---------- MATERIALS PROVIDED ----------

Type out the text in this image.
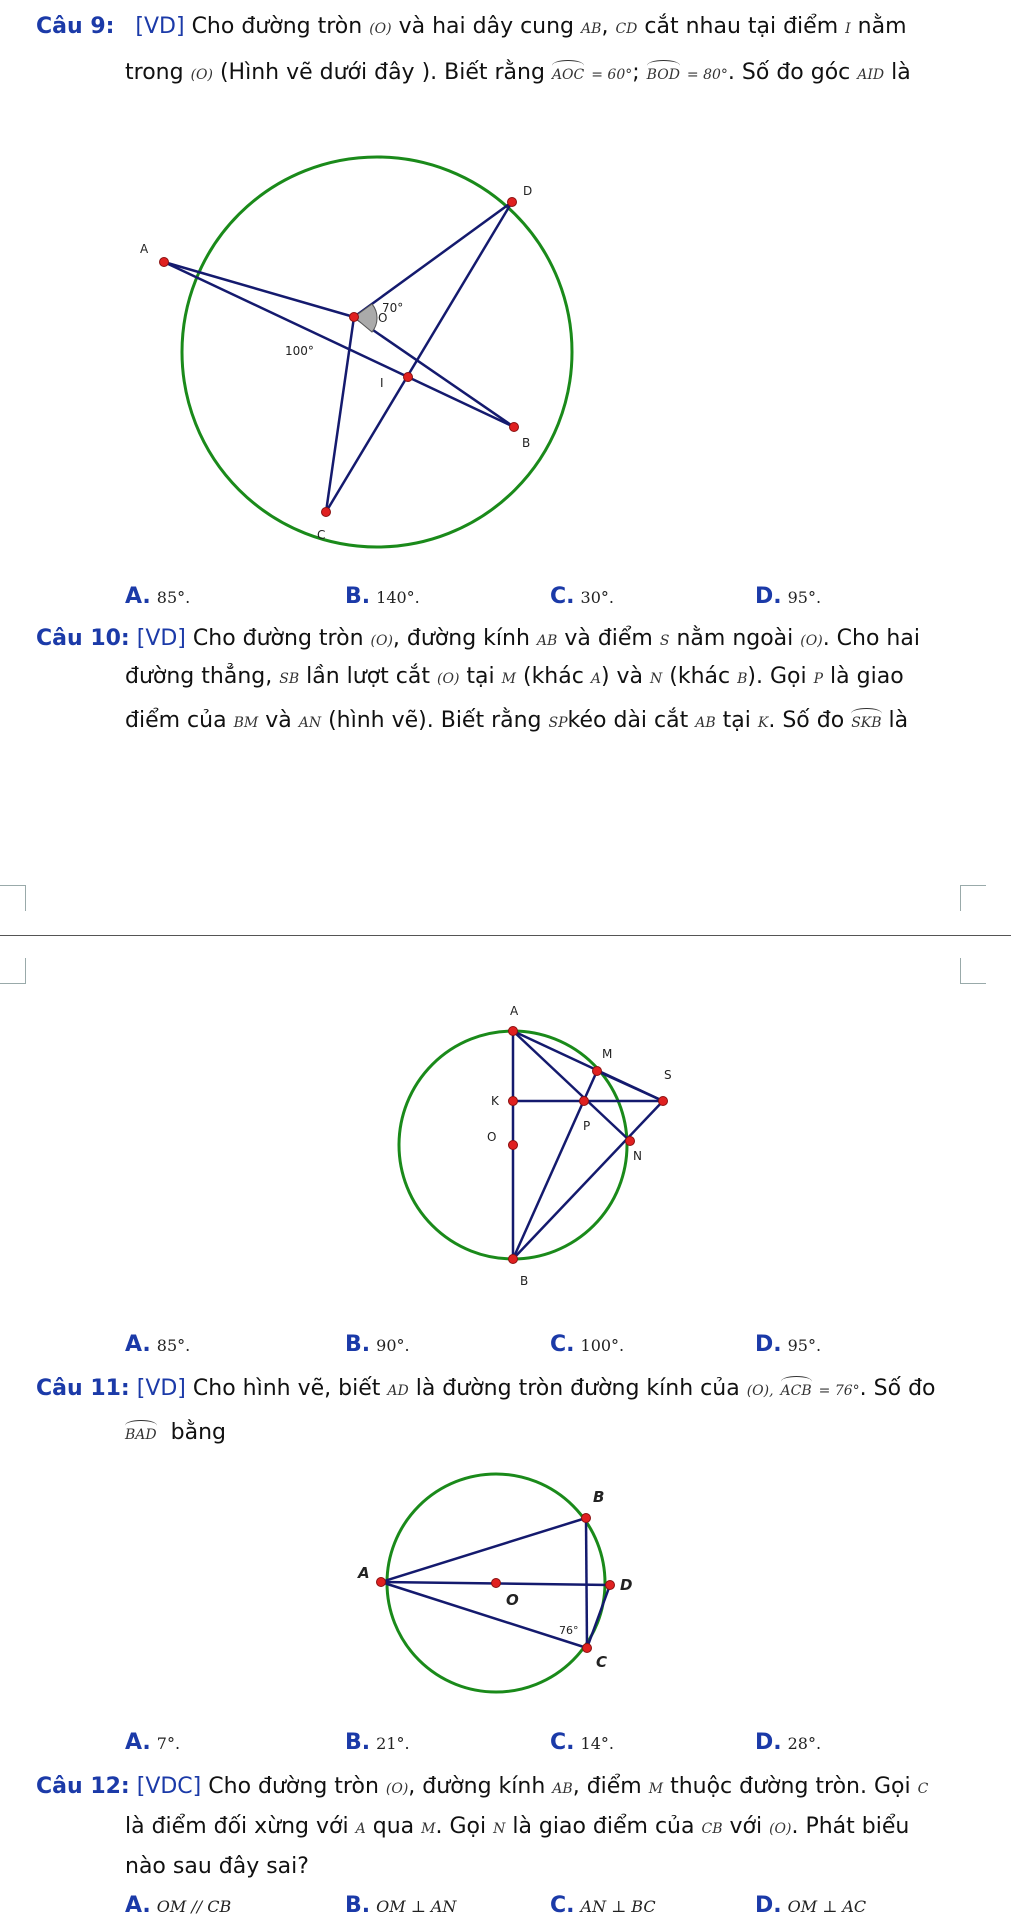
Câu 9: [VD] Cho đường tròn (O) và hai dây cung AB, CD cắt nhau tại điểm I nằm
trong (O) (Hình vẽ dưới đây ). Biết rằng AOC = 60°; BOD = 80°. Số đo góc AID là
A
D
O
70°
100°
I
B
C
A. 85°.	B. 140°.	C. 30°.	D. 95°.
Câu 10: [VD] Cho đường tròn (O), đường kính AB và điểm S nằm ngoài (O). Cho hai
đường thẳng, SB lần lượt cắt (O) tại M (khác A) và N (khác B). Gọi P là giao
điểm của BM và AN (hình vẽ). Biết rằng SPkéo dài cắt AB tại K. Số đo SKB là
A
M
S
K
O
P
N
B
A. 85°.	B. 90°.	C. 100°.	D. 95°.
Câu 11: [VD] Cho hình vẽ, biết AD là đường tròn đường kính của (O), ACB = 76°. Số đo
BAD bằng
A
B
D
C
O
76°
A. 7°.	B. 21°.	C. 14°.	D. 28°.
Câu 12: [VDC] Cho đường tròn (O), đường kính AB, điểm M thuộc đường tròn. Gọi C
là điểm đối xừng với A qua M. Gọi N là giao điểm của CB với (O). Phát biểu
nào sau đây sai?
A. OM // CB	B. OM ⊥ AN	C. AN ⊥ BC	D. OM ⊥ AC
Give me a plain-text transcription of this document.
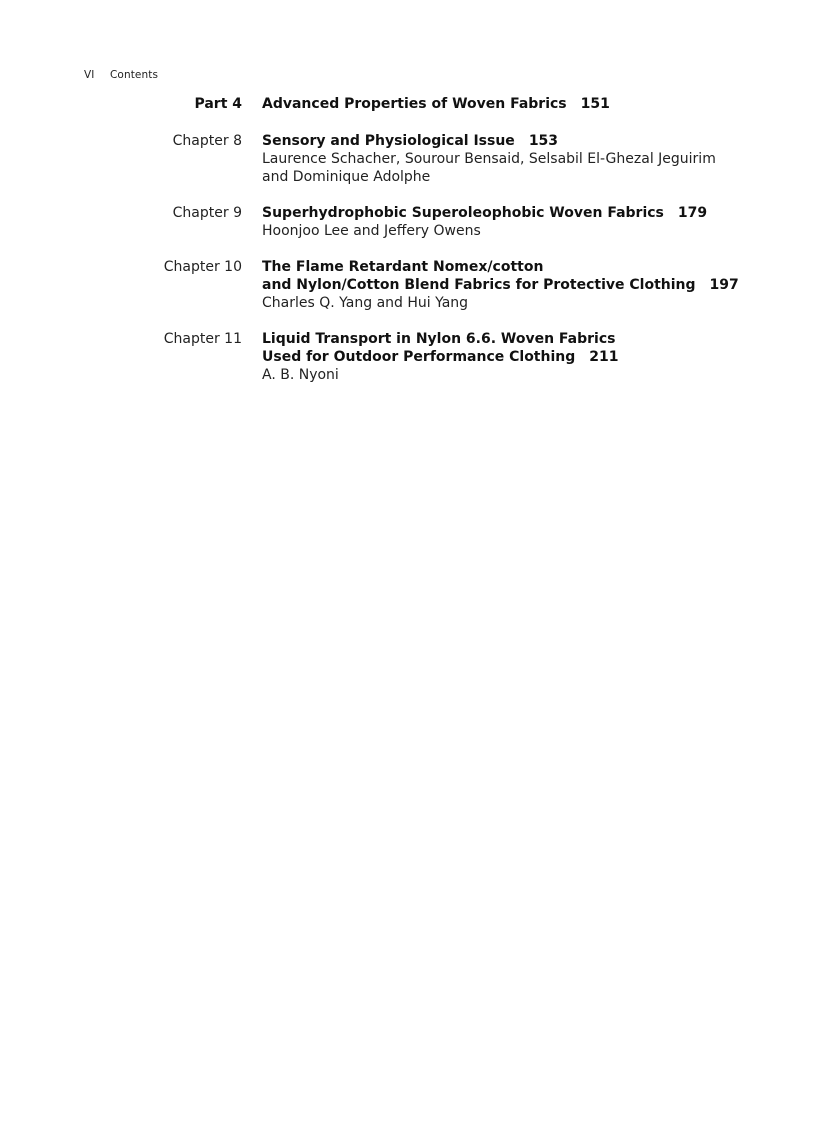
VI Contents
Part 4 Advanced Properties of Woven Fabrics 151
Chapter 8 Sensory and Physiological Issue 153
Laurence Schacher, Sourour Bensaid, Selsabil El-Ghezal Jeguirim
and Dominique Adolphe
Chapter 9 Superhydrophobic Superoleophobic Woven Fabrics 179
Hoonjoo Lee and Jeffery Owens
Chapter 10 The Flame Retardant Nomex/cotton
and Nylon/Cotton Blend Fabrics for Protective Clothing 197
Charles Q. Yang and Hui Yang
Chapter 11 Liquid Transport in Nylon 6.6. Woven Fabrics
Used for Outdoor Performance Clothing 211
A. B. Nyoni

----------

TASK OBJECTIVE
Pick up at the line that holds "Give me a plain-text" and restate each line, word for word, through the last line of the entries. Include both end lines but none of the pictures.

EXERCISE OUTPUT
Give me a plain-text transcription of this document.
VI Contents
Part 4 Advanced Properties of Woven Fabrics 151
Chapter 8 Sensory and Physiological Issue 153
Laurence Schacher, Sourour Bensaid, Selsabil El-Ghezal Jeguirim
and Dominique Adolphe
Chapter 9 Superhydrophobic Superoleophobic Woven Fabrics 179
Hoonjoo Lee and Jeffery Owens
Chapter 10 The Flame Retardant Nomex/cotton
and Nylon/Cotton Blend Fabrics for Protective Clothing 197
Charles Q. Yang and Hui Yang
Chapter 11 Liquid Transport in Nylon 6.6. Woven Fabrics
Used for Outdoor Performance Clothing 211
A. B. Nyoni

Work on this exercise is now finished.